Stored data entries
★ ★ ★ ★ ★
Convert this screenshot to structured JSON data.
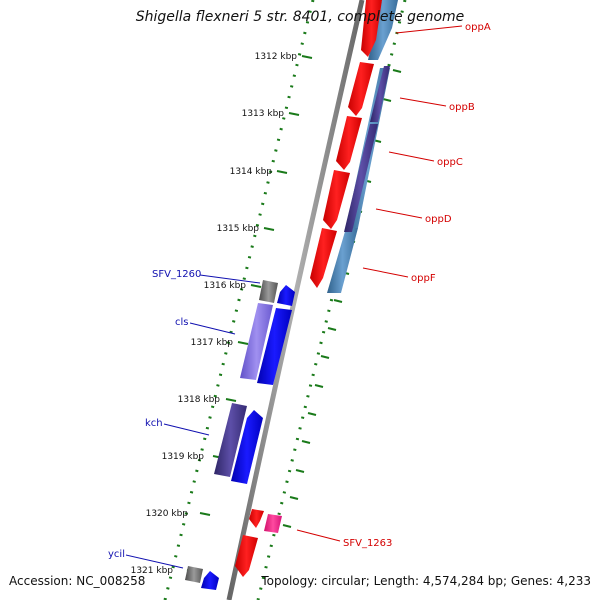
{
  "map": {
    "title": "Shigella flexneri 5 str. 8401, complete genome",
    "accession": "Accession: NC_008258",
    "summary": "Topology: circular; Length: 4,574,284 bp; Genes: 4,233"
  },
  "ticks": [
    {
      "label": "1312 kbp"
    },
    {
      "label": "1313 kbp"
    },
    {
      "label": "1314 kbp"
    },
    {
      "label": "1315 kbp"
    },
    {
      "label": "1316 kbp"
    },
    {
      "label": "1317 kbp"
    },
    {
      "label": "1318 kbp"
    },
    {
      "label": "1319 kbp"
    },
    {
      "label": "1320 kbp"
    },
    {
      "label": "1321 kbp"
    }
  ],
  "gene_labels": [
    {
      "text": "oppA"
    },
    {
      "text": "oppB"
    },
    {
      "text": "oppC"
    },
    {
      "text": "oppD"
    },
    {
      "text": "oppF"
    },
    {
      "text": "SFV_1263"
    },
    {
      "text": "SFV_1260"
    },
    {
      "text": "cls"
    },
    {
      "text": "kch"
    },
    {
      "text": "ycil"
    }
  ],
  "colors": {
    "backbone": "#888888",
    "tick_green": "#1a7a1a",
    "forward_red": "#ff0000",
    "blue": "#0000ff",
    "steel_blue": "#4682b4",
    "purple": "#4b3d8f",
    "lavender": "#7b68d8",
    "gray_gene": "#707070",
    "magenta": "#ff1493",
    "label_red": "#d40000",
    "label_blue": "#1010b0"
  }
}
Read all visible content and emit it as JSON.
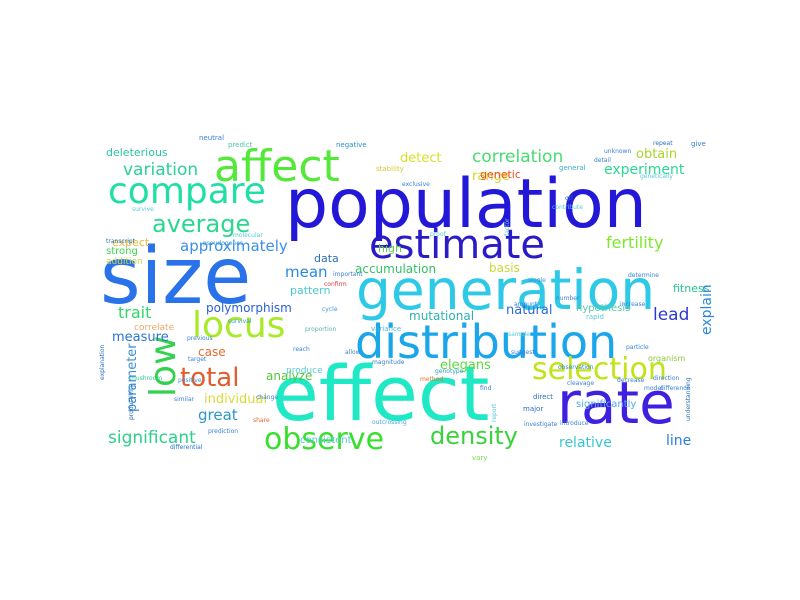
{
  "words": [
    {
      "text": "population",
      "color": "#2318d8"
    },
    {
      "text": "size",
      "color": "#2a72ea"
    },
    {
      "text": "effect",
      "color": "#1fe8c4"
    },
    {
      "text": "generation",
      "color": "#2ec9e6"
    },
    {
      "text": "distribution",
      "color": "#1aa6ea"
    },
    {
      "text": "rate",
      "color": "#3f1fe0"
    },
    {
      "text": "affect",
      "color": "#53e83a"
    },
    {
      "text": "compare",
      "color": "#20dfa6"
    },
    {
      "text": "estimate",
      "color": "#2a1ac8"
    },
    {
      "text": "locus",
      "color": "#a8ea28"
    },
    {
      "text": "low",
      "color": "#33d24e"
    },
    {
      "text": "observe",
      "color": "#38e02c"
    },
    {
      "text": "selection",
      "color": "#c0e418"
    },
    {
      "text": "total",
      "color": "#e25a2e"
    },
    {
      "text": "average",
      "color": "#2bd890"
    },
    {
      "text": "density",
      "color": "#3ad23a"
    },
    {
      "text": "variation",
      "color": "#2cd09a"
    },
    {
      "text": "significant",
      "color": "#2ad08c"
    },
    {
      "text": "correlation",
      "color": "#46dc70"
    },
    {
      "text": "experiment",
      "color": "#2ad894"
    },
    {
      "text": "fertility",
      "color": "#7ee82a"
    },
    {
      "text": "approximately",
      "color": "#3c8ee6"
    },
    {
      "text": "accumulation",
      "color": "#34c068"
    },
    {
      "text": "mean",
      "color": "#2888e2"
    },
    {
      "text": "trait",
      "color": "#30d868"
    },
    {
      "text": "lead",
      "color": "#2c38d0"
    },
    {
      "text": "detect",
      "color": "#d8e02a"
    },
    {
      "text": "range",
      "color": "#d8d41e"
    },
    {
      "text": "obtain",
      "color": "#a8d62a"
    },
    {
      "text": "deleterious",
      "color": "#2ac4a8"
    },
    {
      "text": "relative",
      "color": "#38c6d2"
    },
    {
      "text": "line",
      "color": "#2a7ee0"
    },
    {
      "text": "great",
      "color": "#2a98c8"
    },
    {
      "text": "individual",
      "color": "#d8da3a"
    },
    {
      "text": "elegans",
      "color": "#5cd83e"
    },
    {
      "text": "analyze",
      "color": "#58c43a"
    },
    {
      "text": "fitness",
      "color": "#2ac48c"
    },
    {
      "text": "explain",
      "color": "#2a88d8"
    },
    {
      "text": "polymorphism",
      "color": "#2a60d4"
    },
    {
      "text": "parameter",
      "color": "#3a8ed2"
    },
    {
      "text": "pattern",
      "color": "#4ac8d0"
    },
    {
      "text": "natural",
      "color": "#2a6cd8"
    },
    {
      "text": "mutational",
      "color": "#2ab0b0"
    },
    {
      "text": "measure",
      "color": "#2a74d0"
    },
    {
      "text": "basis",
      "color": "#c8d83a"
    },
    {
      "text": "high",
      "color": "#5ad04a"
    },
    {
      "text": "data",
      "color": "#2a70b8"
    },
    {
      "text": "genetic",
      "color": "#e85030"
    },
    {
      "text": "expect",
      "color": "#e8b83a"
    },
    {
      "text": "case",
      "color": "#e86a2a"
    },
    {
      "text": "hypothesis",
      "color": "#58c8a8"
    },
    {
      "text": "strong",
      "color": "#3ad84a"
    },
    {
      "text": "addition",
      "color": "#c8d84a"
    },
    {
      "text": "correlate",
      "color": "#e8a86a"
    },
    {
      "text": "consistent",
      "color": "#58c8d8"
    },
    {
      "text": "produce",
      "color": "#58c8d8"
    },
    {
      "text": "significantly",
      "color": "#58a8e8"
    },
    {
      "text": "mushroom",
      "color": "#2ac880"
    },
    {
      "text": "differential",
      "color": "#2a70d0"
    },
    {
      "text": "outcrossing",
      "color": "#4aa8e0"
    },
    {
      "text": "genotype",
      "color": "#2a9ec8"
    },
    {
      "text": "variance",
      "color": "#4ab8c8"
    },
    {
      "text": "cycle",
      "color": "#3a9ad8"
    },
    {
      "text": "positive",
      "color": "#3a90d0"
    },
    {
      "text": "major",
      "color": "#2a70c8"
    },
    {
      "text": "direct",
      "color": "#2a70c8"
    },
    {
      "text": "organism",
      "color": "#8ac83a"
    },
    {
      "text": "vary",
      "color": "#78d84a"
    },
    {
      "text": "rapid",
      "color": "#58c8d8"
    },
    {
      "text": "single",
      "color": "#3a90d8"
    },
    {
      "text": "investigate",
      "color": "#3a80d8"
    },
    {
      "text": "proportion",
      "color": "#58b8a8"
    },
    {
      "text": "negative",
      "color": "#2a90c8"
    },
    {
      "text": "predict",
      "color": "#4ac8a8"
    },
    {
      "text": "survive",
      "color": "#58c8d8"
    },
    {
      "text": "pseudogenes",
      "color": "#3a9ad8"
    },
    {
      "text": "molecular",
      "color": "#58c8d8"
    },
    {
      "text": "stability",
      "color": "#d8c83a"
    },
    {
      "text": "general",
      "color": "#3ab0d8"
    },
    {
      "text": "give",
      "color": "#3a80d8"
    },
    {
      "text": "neutral",
      "color": "#3a80d8"
    },
    {
      "text": "transcript",
      "color": "#2a70b8"
    },
    {
      "text": "qtl",
      "color": "#2a70b8"
    },
    {
      "text": "confirm",
      "color": "#d83a3a"
    },
    {
      "text": "allow",
      "color": "#3a80c8"
    },
    {
      "text": "magnitude",
      "color": "#3a80c8"
    },
    {
      "text": "method",
      "color": "#e86a2a"
    },
    {
      "text": "find",
      "color": "#3a80c8"
    },
    {
      "text": "report",
      "color": "#58c8d8"
    },
    {
      "text": "proof",
      "color": "#58c8d8"
    },
    {
      "text": "factor",
      "color": "#58c8d8"
    },
    {
      "text": "survival",
      "color": "#3a9ad8"
    },
    {
      "text": "target",
      "color": "#3a80d8"
    },
    {
      "text": "previous",
      "color": "#3a80d8"
    },
    {
      "text": "share",
      "color": "#e86a2a"
    },
    {
      "text": "explanation",
      "color": "#2a70b8"
    },
    {
      "text": "contribute",
      "color": "#58c8d8"
    },
    {
      "text": "productivity",
      "color": "#2a70b8"
    },
    {
      "text": "repeat",
      "color": "#2a70b8"
    },
    {
      "text": "understanding",
      "color": "#2a70b8"
    },
    {
      "text": "genetically",
      "color": "#58c8d8"
    },
    {
      "text": "determine",
      "color": "#3a80d8"
    },
    {
      "text": "sample",
      "color": "#58c8d8"
    },
    {
      "text": "particle",
      "color": "#3a80d8"
    },
    {
      "text": "introduce",
      "color": "#3a80d8"
    },
    {
      "text": "model",
      "color": "#3a80d8"
    },
    {
      "text": "difference",
      "color": "#3a80d8"
    },
    {
      "text": "detail",
      "color": "#3a80d8"
    },
    {
      "text": "amount",
      "color": "#3a80d8"
    },
    {
      "text": "increase",
      "color": "#3a80d8"
    },
    {
      "text": "decrease",
      "color": "#3a80d8"
    },
    {
      "text": "unknown",
      "color": "#3a80d8"
    },
    {
      "text": "important",
      "color": "#3a80d8"
    },
    {
      "text": "number",
      "color": "#3a80d8"
    },
    {
      "text": "direction",
      "color": "#3a80d8"
    },
    {
      "text": "observation",
      "color": "#3a80d8"
    },
    {
      "text": "cleavage",
      "color": "#3a80d8"
    },
    {
      "text": "prediction",
      "color": "#3a80d8"
    },
    {
      "text": "reach",
      "color": "#3a80d8"
    },
    {
      "text": "suggest",
      "color": "#3a80d8"
    },
    {
      "text": "change",
      "color": "#3a80d8"
    },
    {
      "text": "similar",
      "color": "#3a80d8"
    },
    {
      "text": "exclusive",
      "color": "#3a80d8"
    }
  ]
}
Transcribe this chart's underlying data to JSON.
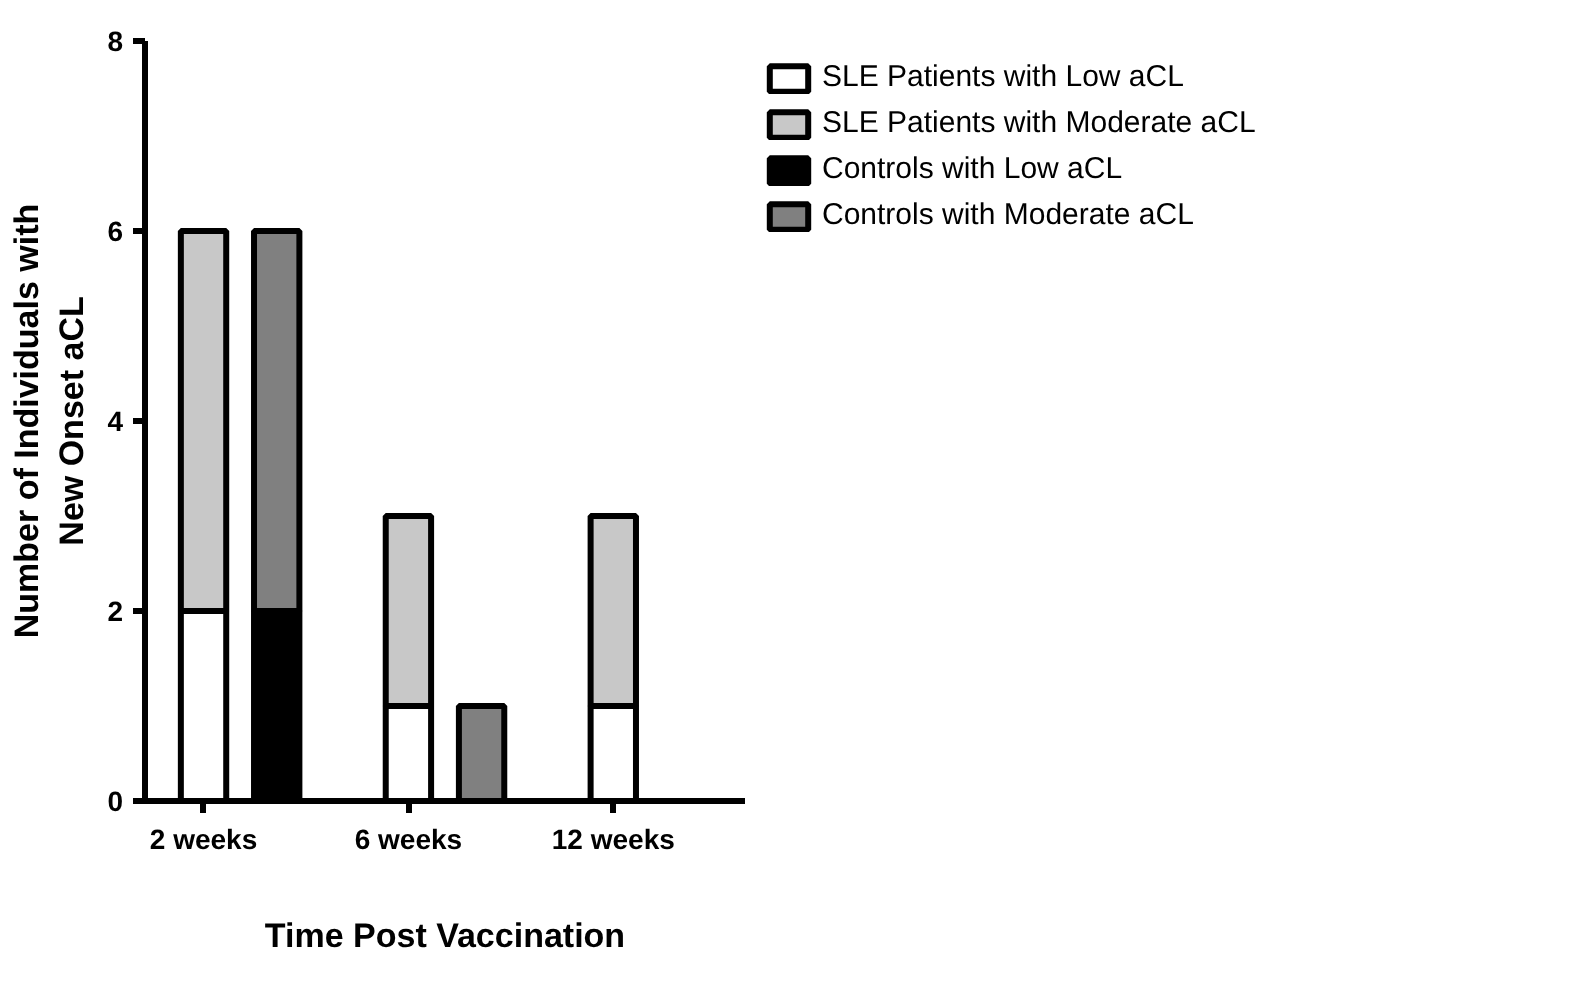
{
  "chart_data": {
    "type": "bar",
    "stacked": true,
    "xlabel": "Time Post Vaccination",
    "ylabel": "Number of Individuals with New Onset aCL",
    "categories": [
      "2 weeks",
      null,
      "6 weeks",
      null,
      "12 weeks",
      null
    ],
    "series": [
      {
        "name": "SLE Patients with Low aCL",
        "color": "#ffffff",
        "values": [
          2,
          null,
          1,
          null,
          1,
          null
        ]
      },
      {
        "name": "SLE Patients with Moderate aCL",
        "color": "#c8c8c8",
        "values": [
          4,
          null,
          2,
          null,
          2,
          null
        ]
      },
      {
        "name": "Controls with Low aCL",
        "color": "#000000",
        "values": [
          null,
          2,
          null,
          0,
          null,
          0
        ]
      },
      {
        "name": "Controls with Moderate aCL",
        "color": "#808080",
        "values": [
          null,
          4,
          null,
          1,
          null,
          0
        ]
      }
    ],
    "ylim": [
      0,
      8
    ],
    "yticks": [
      0,
      2,
      4,
      6,
      8
    ],
    "legend": "top right"
  }
}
★ ★ ★ ★ ★
_Work instructions_
Check each line of the data above for the word "with" and say how many lines contain it, giving nothing besides the number.

_Task answer_
5